Dataset records

......

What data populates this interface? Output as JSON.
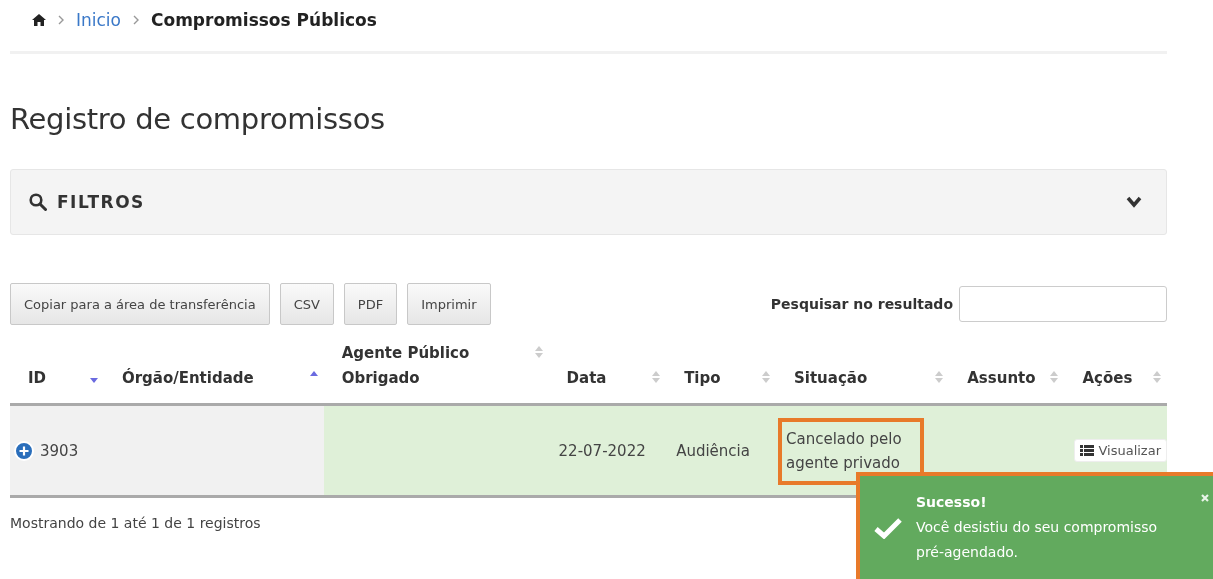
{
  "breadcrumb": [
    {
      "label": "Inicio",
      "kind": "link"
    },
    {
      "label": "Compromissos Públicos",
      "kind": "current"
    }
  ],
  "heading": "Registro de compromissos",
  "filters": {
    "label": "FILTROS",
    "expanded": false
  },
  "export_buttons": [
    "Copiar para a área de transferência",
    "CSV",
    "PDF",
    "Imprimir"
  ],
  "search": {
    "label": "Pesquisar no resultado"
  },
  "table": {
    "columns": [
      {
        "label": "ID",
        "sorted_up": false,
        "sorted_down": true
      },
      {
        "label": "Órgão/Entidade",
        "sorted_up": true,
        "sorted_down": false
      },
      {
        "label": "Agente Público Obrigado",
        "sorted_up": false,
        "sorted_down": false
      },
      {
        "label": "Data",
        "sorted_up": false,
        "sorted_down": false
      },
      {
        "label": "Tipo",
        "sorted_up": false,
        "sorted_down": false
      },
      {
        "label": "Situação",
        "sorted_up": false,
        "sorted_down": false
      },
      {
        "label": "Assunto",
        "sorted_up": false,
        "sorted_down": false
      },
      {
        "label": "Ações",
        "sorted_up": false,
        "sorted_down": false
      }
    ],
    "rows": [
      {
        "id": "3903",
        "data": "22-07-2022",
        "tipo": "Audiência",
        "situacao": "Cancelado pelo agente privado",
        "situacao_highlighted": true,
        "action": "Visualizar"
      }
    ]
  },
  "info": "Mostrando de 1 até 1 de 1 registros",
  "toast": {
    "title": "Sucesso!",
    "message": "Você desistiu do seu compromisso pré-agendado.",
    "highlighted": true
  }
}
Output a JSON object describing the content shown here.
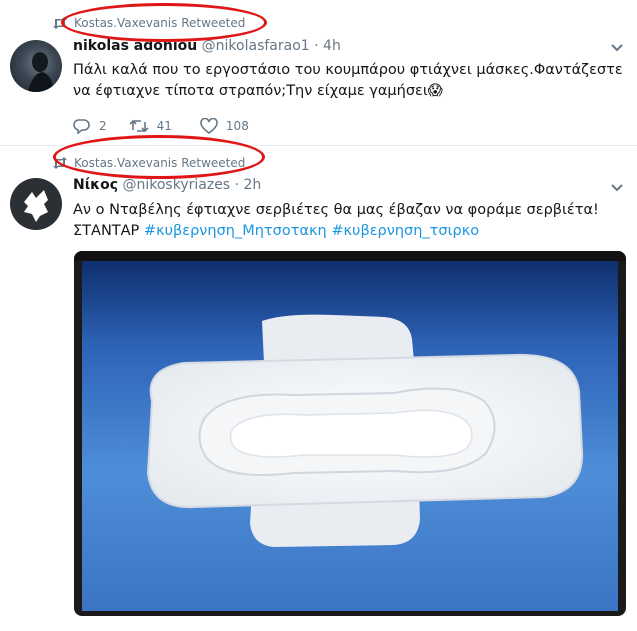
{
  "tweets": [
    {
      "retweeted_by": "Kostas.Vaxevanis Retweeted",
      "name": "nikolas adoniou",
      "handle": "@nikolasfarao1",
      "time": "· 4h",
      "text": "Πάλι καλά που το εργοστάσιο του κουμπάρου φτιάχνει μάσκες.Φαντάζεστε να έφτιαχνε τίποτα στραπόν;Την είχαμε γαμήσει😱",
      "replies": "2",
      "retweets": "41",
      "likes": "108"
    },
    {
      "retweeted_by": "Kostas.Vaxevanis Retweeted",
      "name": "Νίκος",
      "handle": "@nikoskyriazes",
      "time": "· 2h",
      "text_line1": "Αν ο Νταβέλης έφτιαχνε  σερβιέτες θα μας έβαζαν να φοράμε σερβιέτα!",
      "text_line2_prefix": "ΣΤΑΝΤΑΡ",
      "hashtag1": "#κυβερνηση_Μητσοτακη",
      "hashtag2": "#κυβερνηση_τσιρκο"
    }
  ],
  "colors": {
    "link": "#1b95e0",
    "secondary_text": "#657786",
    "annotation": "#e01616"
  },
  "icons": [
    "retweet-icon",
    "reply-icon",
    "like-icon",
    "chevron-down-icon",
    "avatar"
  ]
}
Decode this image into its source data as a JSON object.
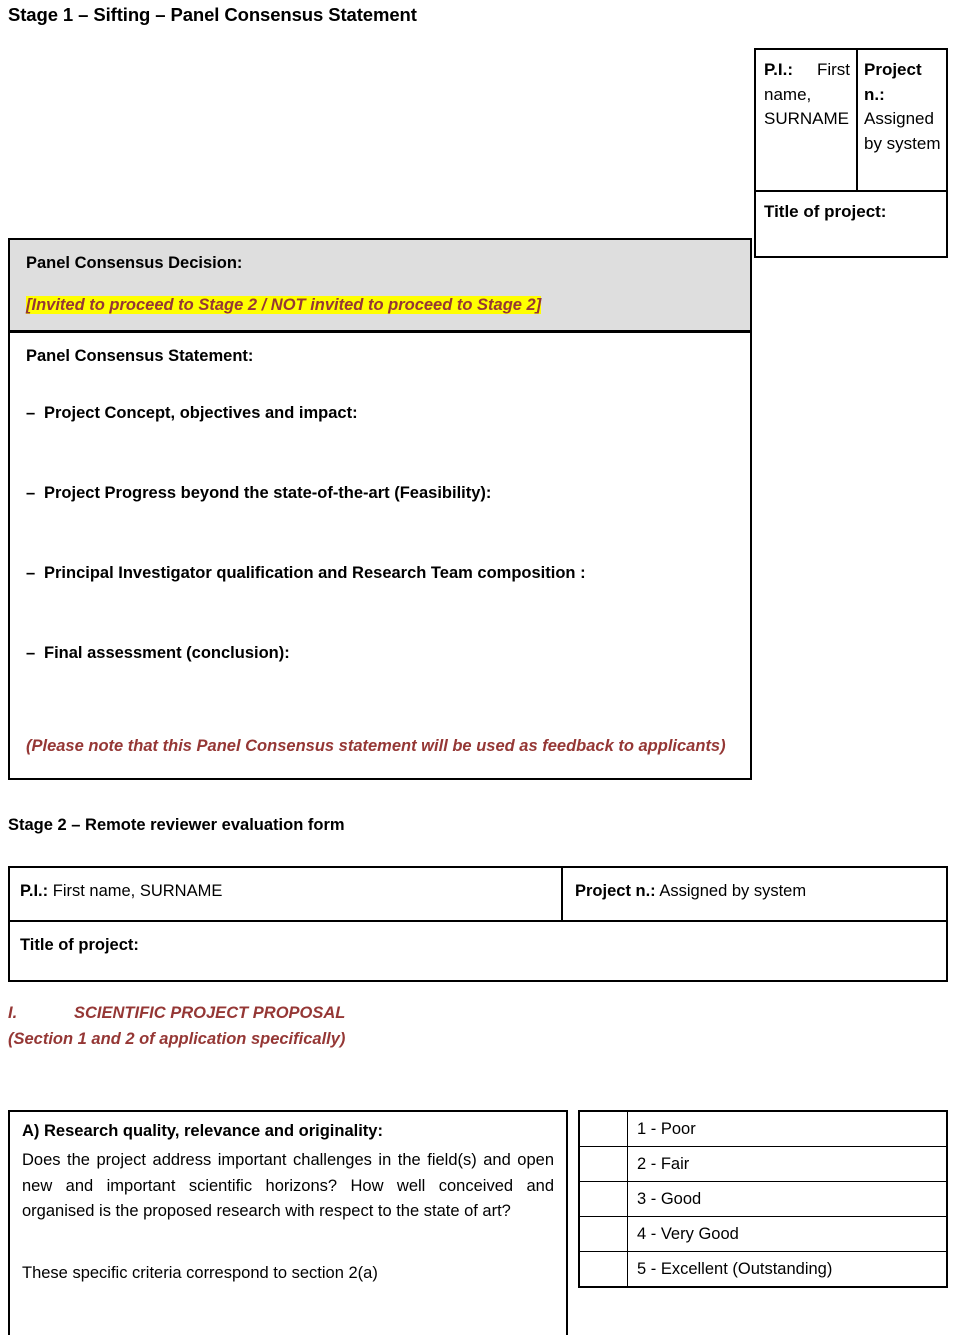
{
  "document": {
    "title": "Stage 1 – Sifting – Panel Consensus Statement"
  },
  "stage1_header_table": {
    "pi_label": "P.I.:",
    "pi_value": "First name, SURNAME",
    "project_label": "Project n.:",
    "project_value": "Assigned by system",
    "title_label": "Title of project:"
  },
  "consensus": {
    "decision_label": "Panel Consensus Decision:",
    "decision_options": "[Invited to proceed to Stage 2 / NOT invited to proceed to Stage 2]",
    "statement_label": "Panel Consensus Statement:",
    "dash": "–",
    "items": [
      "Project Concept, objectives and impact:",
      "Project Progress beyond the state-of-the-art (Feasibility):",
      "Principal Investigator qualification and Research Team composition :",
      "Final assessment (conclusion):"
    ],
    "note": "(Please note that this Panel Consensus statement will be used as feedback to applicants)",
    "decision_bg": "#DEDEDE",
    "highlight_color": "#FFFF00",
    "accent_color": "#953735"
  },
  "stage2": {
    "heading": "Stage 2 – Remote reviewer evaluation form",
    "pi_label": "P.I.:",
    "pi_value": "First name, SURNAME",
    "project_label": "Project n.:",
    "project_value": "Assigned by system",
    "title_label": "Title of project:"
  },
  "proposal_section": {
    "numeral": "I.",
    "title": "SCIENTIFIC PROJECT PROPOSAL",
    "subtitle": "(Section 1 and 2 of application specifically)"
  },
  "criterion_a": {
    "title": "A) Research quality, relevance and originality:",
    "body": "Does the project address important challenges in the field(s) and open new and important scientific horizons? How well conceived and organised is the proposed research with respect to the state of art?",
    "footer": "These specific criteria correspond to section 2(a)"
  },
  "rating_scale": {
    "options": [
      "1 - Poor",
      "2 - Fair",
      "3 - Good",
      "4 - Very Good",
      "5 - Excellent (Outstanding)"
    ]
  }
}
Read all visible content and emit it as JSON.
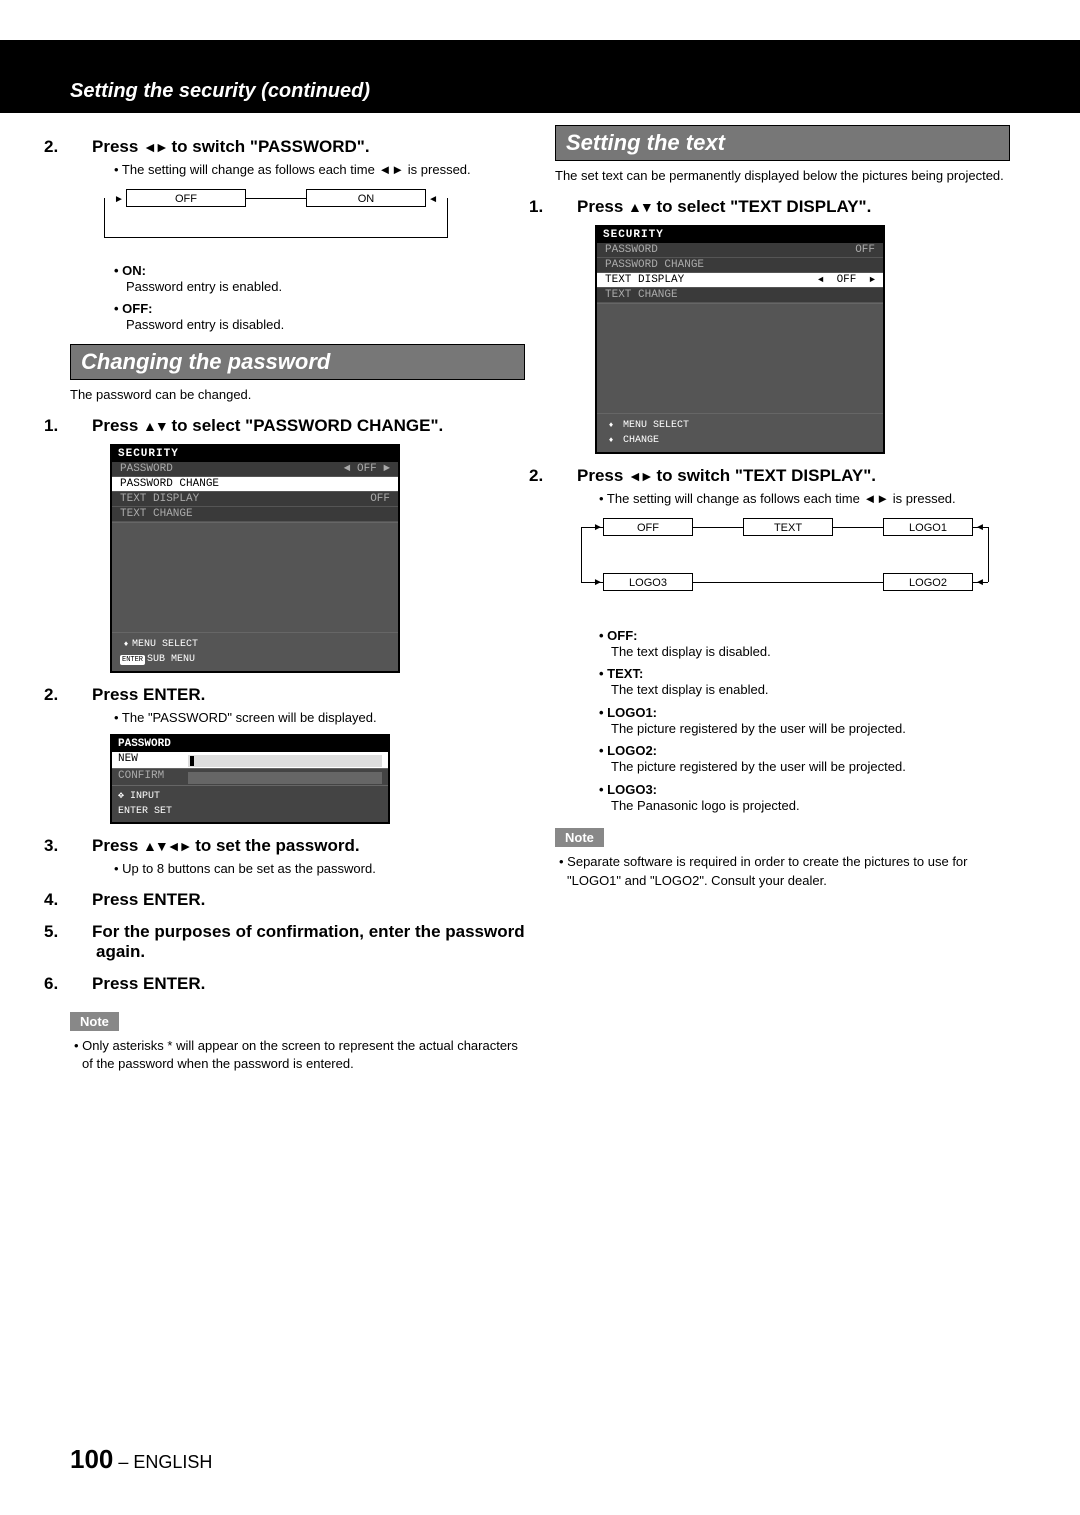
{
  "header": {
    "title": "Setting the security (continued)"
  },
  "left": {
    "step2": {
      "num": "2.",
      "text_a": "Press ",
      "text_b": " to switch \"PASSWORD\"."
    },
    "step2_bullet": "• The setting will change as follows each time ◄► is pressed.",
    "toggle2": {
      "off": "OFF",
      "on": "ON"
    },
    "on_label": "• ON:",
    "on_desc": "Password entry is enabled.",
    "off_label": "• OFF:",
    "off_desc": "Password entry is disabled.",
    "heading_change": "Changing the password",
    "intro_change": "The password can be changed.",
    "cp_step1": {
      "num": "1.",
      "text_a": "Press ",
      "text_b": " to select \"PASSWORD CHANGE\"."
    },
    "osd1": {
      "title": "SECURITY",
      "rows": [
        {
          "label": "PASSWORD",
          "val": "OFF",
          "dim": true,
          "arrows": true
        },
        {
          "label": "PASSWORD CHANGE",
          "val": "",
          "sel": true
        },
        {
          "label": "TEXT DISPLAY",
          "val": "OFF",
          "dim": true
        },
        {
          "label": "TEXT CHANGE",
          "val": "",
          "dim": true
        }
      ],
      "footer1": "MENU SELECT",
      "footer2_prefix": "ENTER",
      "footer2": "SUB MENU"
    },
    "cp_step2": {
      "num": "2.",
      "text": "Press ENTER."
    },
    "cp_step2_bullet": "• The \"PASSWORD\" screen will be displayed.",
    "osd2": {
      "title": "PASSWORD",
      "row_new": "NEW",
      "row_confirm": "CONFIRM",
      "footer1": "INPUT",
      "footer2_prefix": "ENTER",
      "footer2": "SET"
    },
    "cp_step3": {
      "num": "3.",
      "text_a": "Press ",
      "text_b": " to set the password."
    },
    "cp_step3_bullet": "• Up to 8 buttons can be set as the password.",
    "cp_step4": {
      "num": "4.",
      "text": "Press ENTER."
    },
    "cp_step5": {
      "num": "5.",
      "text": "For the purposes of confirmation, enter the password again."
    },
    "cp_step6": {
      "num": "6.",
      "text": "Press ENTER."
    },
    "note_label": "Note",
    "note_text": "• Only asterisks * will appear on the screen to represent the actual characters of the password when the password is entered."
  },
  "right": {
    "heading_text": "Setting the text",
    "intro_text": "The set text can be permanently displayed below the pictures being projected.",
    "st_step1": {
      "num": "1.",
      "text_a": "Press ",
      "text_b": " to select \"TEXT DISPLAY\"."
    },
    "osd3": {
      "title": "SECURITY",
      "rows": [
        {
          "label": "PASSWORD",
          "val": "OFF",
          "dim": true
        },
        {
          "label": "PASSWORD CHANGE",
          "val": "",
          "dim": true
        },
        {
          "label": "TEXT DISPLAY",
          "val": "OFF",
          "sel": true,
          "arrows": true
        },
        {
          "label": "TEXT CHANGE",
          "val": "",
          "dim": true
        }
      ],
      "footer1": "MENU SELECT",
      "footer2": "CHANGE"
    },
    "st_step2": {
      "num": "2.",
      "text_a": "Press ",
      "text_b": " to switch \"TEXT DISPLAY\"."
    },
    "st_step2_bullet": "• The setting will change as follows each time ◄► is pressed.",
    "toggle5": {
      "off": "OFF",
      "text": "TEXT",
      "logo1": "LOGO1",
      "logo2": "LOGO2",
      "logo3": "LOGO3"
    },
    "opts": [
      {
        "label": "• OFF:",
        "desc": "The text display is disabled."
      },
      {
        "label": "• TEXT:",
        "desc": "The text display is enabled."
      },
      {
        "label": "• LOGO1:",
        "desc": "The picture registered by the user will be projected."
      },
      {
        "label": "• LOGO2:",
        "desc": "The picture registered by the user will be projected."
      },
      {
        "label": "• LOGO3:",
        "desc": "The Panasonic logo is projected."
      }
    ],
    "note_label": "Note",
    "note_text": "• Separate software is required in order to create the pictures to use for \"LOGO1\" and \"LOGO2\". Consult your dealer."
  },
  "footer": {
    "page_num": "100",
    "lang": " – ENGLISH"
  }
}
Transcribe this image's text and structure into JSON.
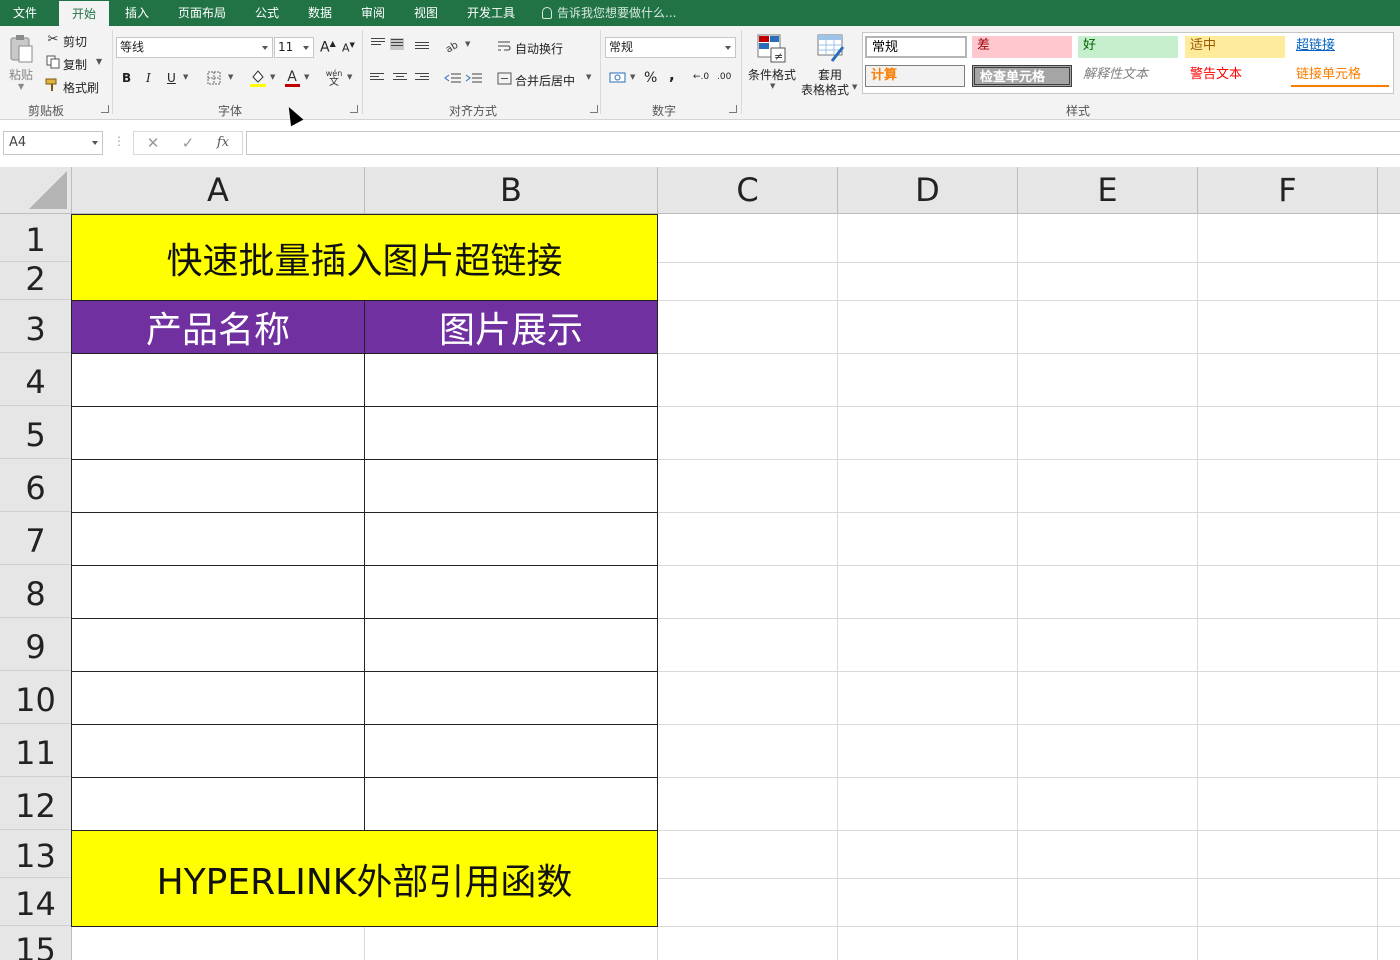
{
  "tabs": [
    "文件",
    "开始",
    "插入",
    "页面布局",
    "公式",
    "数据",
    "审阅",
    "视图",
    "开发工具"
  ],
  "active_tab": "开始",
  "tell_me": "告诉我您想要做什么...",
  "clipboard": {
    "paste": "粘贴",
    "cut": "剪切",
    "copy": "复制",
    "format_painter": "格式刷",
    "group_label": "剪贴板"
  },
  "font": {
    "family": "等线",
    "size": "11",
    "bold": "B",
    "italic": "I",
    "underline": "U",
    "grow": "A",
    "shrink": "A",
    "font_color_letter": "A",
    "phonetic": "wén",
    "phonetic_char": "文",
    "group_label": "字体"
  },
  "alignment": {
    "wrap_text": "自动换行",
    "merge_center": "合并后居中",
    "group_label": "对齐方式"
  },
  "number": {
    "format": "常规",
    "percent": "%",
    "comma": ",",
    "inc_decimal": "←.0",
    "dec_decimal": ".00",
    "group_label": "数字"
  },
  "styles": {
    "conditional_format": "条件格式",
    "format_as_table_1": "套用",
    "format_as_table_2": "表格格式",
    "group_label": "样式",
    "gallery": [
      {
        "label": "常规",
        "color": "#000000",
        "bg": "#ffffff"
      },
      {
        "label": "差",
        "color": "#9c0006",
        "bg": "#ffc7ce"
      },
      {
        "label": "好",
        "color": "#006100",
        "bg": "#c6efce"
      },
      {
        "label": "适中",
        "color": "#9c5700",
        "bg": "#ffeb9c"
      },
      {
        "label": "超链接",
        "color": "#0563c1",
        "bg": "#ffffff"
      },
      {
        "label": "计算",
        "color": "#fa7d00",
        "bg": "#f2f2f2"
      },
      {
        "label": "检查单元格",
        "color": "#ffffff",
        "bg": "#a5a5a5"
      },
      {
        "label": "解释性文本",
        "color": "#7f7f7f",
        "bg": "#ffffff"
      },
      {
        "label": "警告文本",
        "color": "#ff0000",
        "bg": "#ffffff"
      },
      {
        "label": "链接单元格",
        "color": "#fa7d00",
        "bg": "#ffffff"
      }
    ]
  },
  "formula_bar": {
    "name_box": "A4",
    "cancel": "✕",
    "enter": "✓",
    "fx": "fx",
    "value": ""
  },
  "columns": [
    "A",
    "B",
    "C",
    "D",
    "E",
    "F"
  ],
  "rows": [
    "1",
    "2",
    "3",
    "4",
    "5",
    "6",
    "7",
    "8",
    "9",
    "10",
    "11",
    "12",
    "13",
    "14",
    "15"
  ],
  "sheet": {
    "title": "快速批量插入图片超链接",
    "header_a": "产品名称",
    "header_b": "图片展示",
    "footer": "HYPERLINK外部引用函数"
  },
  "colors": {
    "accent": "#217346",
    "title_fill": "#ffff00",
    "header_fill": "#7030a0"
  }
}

......

DIRECTION:
State how many lines of the entries above include the word "switch", offering no text other than the number.

FINISHED TASK:
2